OBJECTIVE: From the listing below, select every line where the word "ANOVA" appears.

DATA SHOWN:
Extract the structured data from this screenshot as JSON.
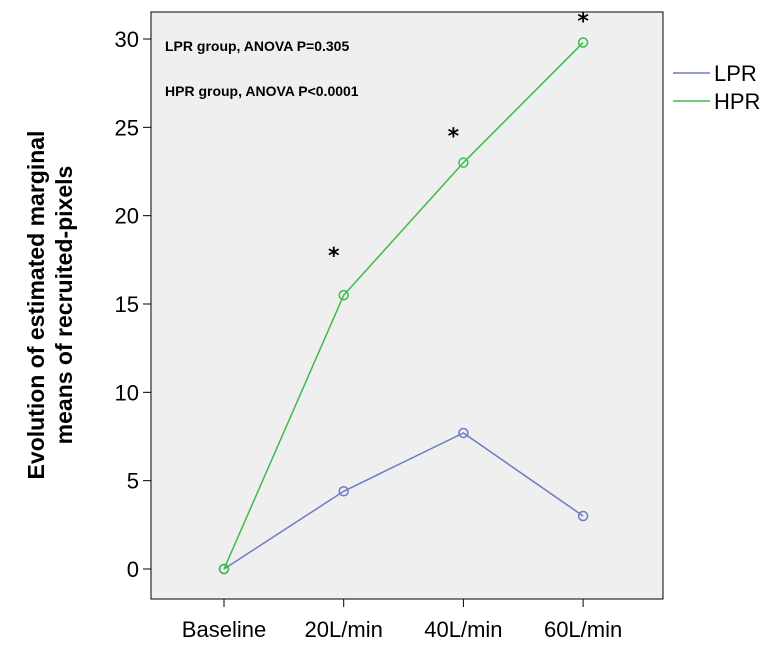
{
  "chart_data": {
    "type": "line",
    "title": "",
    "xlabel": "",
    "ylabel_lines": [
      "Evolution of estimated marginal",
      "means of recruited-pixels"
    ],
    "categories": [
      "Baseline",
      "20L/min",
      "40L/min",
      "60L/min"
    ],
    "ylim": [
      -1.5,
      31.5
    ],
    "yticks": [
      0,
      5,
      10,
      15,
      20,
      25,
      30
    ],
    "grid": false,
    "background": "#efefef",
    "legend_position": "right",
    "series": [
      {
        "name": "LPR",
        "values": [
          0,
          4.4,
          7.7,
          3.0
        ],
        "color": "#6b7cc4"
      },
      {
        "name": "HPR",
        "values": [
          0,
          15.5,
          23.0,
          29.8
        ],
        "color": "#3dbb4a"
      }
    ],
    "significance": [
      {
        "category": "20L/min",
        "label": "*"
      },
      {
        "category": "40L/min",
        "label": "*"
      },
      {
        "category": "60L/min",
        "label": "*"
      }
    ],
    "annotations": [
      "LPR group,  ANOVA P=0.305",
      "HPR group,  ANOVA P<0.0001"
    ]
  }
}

OUTPUT OF THE EXERCISE:
      "LPR group,  ANOVA P=0.305",
      "HPR group,  ANOVA P<0.0001"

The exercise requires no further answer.